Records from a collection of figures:
-*-
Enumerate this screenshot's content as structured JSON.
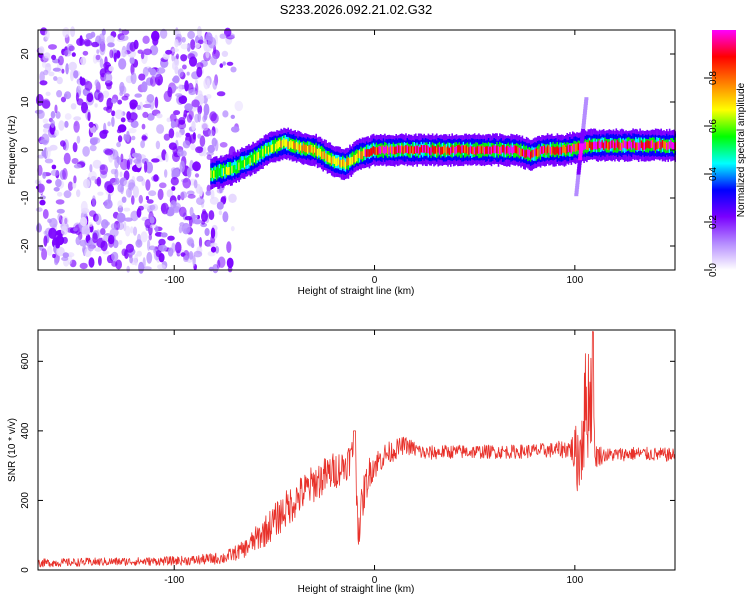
{
  "title": "S233.2026.092.21.02.G32",
  "chart_data": [
    {
      "type": "heatmap",
      "name": "spectrogram",
      "xlabel": "Height of straight line (km)",
      "ylabel": "Frequency (Hz)",
      "xlim": [
        -168,
        150
      ],
      "ylim": [
        -25,
        25
      ],
      "xticks": [
        -100,
        0,
        100
      ],
      "xtick_labels": [
        "-100",
        "0",
        "100"
      ],
      "yticks": [
        -20,
        -10,
        0,
        10,
        20
      ],
      "ytick_labels": [
        "-20",
        "-10",
        "0",
        "10",
        "20"
      ],
      "ridge": {
        "x": [
          -82,
          -72,
          -62,
          -52,
          -45,
          -38,
          -30,
          -22,
          -15,
          -8,
          0,
          10,
          20,
          30,
          40,
          50,
          60,
          70,
          78,
          85,
          95,
          100,
          108,
          120,
          130,
          150
        ],
        "y": [
          -5,
          -4,
          -2,
          0.5,
          1.5,
          0.5,
          0,
          -2,
          -3,
          -1,
          0,
          0,
          0,
          0,
          0,
          0,
          0,
          0,
          -1,
          0,
          0,
          0.5,
          1,
          1,
          1,
          1
        ]
      },
      "bursts": [
        {
          "x": 102,
          "y_range": [
            -9,
            11
          ]
        }
      ],
      "colorbar": {
        "label": "Normalized spectral amplitude",
        "ticks": [
          0.0,
          0.2,
          0.4,
          0.6,
          0.8
        ],
        "tick_labels": [
          "0.0",
          "0.2",
          "0.4",
          "0.6",
          "0.8"
        ],
        "range": [
          0,
          1
        ],
        "colors": [
          "#ffffff",
          "#b58cff",
          "#7a00ff",
          "#0000ff",
          "#00ffff",
          "#00ff00",
          "#ffff00",
          "#ff8000",
          "#ff0000",
          "#ff00ff"
        ]
      }
    },
    {
      "type": "line",
      "name": "snr",
      "xlabel": "Height of straight line (km)",
      "ylabel": "SNR (10 * v/v)",
      "xlim": [
        -168,
        150
      ],
      "ylim": [
        0,
        690
      ],
      "xticks": [
        -100,
        0,
        100
      ],
      "xtick_labels": [
        "-100",
        "0",
        "100"
      ],
      "yticks": [
        0,
        200,
        400,
        600
      ],
      "ytick_labels": [
        "0",
        "200",
        "400",
        "600"
      ],
      "color": "#e8312a",
      "series": [
        {
          "name": "SNR",
          "x": [
            -168,
            -150,
            -130,
            -110,
            -90,
            -75,
            -65,
            -55,
            -45,
            -38,
            -30,
            -22,
            -15,
            -10,
            -8,
            -5,
            -2,
            5,
            15,
            25,
            35,
            50,
            70,
            90,
            98,
            102,
            105,
            108,
            110,
            115,
            130,
            150
          ],
          "y": [
            20,
            22,
            24,
            25,
            28,
            35,
            60,
            110,
            170,
            210,
            250,
            280,
            300,
            340,
            120,
            230,
            290,
            330,
            360,
            335,
            340,
            340,
            340,
            345,
            350,
            320,
            460,
            520,
            330,
            330,
            335,
            330
          ],
          "noise": [
            12,
            12,
            12,
            12,
            14,
            18,
            25,
            45,
            55,
            55,
            55,
            55,
            50,
            50,
            60,
            55,
            45,
            35,
            25,
            22,
            20,
            20,
            20,
            22,
            30,
            120,
            170,
            180,
            40,
            20,
            20,
            20
          ]
        }
      ]
    }
  ]
}
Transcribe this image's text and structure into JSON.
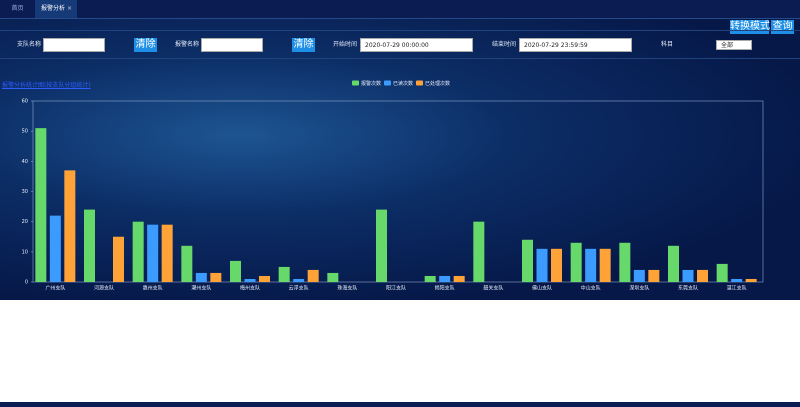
-*-
Problem to solve:
Copy and report every line where the word "ylabel" is present.

Exercise result:
      "ylabel": "Frequency (Hz)",
      "ylabel": "SNR (10 * v/v)",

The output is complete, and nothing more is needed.